Diuji dengan Membunuh Budak
Saat memasuki usia 18 tahun para Sparta ini akan disuguhkan menu latihan lebih berat. Yaitu ditugaskan membunuh Helot atau dalam bahasa setempat sering didefinisikan sebagai budak.
Para prajurit Sparta muda dalam mengemban misi ini hanya dibekali sebilah pisau. Mereka biasanya dikelompokkan dan berburu 'mangsa' di waktu malam.
Kendati berstatus sebagai budak, konon mereka juga memiliki kemampuan tarung yang tak boleh diremehkan. Sehingga, tugas ini tidak mudah, terlebih jika budak itu dikenal oleh para remaja Sparta tadi.
Dicambuk Ratusan Kali
Jika para Sparta muda ini sukses membunuh budak, mereka akan menjalani tes ketahanan tubuh lebih gila lagi yakni dicambuk hingga ratusan kali.
Alih-alih ingin membentuk mental para Sparta, latihan ini malah kerap membunuh banyak prajurit Sparta. Latihan yang lazim disebut Diamastigosis itu digelar di depan khalayak ramai tepatnya di pelataran kuil Artemis Orthia.
Jika tes ini berhasil dilalui dengan baik, maka seorang Spartan akan dinyatakan lolos dan dianggap layak menyandang kebanggaan sebagai tentara Sparta. Mereka pun layak maju ke medan pertempuran dengan mengenakan baju besi merah kebanggan orang-orang Sparta zaman dahulu.
************
» **KETENTUAN LATIHAN**
**A.** Menurut teks tentang prajurit Sparta, di mana latihan Diamastigosis digelar?
**B.** Tuliskan kembali tanpa perubahan bagian teks tentang prajurit Sparta yang diawali kata-kata "Kendati berstatus sebagai" dan diakhiri "hingga ratusan kali.".
Catatan berikut tidak berhubungan dengan teks tentang prajurit Sparta.

[Data penguraian struktur halaman]
************
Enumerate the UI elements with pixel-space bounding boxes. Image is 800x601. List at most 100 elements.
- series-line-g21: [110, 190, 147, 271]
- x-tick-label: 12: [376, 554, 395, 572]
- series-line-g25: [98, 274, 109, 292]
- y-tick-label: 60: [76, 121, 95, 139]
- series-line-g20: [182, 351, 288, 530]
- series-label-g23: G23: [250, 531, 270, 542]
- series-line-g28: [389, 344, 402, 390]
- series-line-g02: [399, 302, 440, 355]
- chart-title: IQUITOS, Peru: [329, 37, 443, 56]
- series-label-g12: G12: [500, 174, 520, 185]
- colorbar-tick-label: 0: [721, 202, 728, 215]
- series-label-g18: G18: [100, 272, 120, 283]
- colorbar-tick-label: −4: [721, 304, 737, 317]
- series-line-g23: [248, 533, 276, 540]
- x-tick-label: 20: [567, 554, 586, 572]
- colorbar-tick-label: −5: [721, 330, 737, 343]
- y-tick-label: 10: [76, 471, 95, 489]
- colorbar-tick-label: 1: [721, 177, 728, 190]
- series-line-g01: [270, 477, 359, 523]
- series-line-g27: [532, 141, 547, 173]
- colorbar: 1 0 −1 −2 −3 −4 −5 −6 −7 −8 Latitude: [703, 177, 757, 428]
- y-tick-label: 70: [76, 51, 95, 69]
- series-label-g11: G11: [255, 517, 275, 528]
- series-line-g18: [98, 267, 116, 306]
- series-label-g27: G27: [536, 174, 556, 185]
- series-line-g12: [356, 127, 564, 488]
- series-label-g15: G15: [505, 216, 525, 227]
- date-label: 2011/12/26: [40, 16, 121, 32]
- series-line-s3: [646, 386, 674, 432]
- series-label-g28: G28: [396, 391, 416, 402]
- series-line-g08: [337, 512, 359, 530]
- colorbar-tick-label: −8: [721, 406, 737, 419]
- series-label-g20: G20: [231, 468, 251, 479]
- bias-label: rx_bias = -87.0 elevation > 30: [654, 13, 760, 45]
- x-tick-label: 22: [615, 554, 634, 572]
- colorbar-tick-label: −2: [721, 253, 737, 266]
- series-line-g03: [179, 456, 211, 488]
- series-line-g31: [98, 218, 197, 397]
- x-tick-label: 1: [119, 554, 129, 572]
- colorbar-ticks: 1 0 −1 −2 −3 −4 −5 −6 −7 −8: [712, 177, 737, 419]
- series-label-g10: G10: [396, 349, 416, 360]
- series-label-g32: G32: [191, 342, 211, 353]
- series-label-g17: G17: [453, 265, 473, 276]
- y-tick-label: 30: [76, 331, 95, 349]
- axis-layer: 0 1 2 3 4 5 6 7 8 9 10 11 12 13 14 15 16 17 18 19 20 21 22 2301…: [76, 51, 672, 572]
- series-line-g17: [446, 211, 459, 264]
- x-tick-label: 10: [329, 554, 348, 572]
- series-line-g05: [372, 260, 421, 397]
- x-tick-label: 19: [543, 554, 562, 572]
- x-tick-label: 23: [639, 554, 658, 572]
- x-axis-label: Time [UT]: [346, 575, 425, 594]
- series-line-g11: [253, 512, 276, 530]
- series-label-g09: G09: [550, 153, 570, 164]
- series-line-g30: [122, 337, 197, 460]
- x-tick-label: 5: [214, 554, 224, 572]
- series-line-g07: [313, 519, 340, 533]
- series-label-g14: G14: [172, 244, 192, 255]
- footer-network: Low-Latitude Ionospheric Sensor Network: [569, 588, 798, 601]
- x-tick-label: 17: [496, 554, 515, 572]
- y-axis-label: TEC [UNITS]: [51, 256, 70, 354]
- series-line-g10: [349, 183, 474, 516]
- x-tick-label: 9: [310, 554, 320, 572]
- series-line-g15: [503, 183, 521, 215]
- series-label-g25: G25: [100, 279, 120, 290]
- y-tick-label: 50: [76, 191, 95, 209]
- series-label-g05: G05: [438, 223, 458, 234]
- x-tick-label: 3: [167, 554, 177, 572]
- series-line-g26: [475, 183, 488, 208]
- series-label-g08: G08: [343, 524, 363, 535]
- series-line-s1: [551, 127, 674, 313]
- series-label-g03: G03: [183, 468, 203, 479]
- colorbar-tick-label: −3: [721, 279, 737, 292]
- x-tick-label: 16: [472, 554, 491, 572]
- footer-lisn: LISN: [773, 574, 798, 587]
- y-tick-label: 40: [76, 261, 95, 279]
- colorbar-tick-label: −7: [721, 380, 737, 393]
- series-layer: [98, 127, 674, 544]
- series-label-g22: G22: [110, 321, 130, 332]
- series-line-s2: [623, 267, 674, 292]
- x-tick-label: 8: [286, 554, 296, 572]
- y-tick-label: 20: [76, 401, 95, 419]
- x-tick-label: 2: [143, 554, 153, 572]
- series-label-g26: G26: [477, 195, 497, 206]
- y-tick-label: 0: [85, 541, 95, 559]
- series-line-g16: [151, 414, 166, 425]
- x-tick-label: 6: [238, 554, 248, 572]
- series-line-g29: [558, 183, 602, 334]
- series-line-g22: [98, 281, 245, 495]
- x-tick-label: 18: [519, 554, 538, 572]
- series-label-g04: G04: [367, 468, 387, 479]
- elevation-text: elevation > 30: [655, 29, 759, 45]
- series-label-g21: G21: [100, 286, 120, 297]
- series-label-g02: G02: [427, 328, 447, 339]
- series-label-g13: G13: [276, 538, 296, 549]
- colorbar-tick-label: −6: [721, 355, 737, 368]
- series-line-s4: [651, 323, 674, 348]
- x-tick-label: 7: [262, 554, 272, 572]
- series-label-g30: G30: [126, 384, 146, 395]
************
» **JAWABAN ANDA**
**A.** Di depan khalayak ramai, tepatnya di pelataran kuil Artemis Orthia.

**B.**
Kendati berstatus sebagai budak, konon mereka juga memiliki kemampuan tarung yang tak boleh diremehkan. Sehingga, tugas ini tidak mudah, terlebih jika budak itu dikenal oleh para remaja Sparta tadi.
Dicambuk Ratusan Kali
Jika para Sparta muda ini sukses membunuh budak, mereka akan menjalani tes ketahanan tubuh lebih gila lagi yakni dicambuk hingga ratusan kali.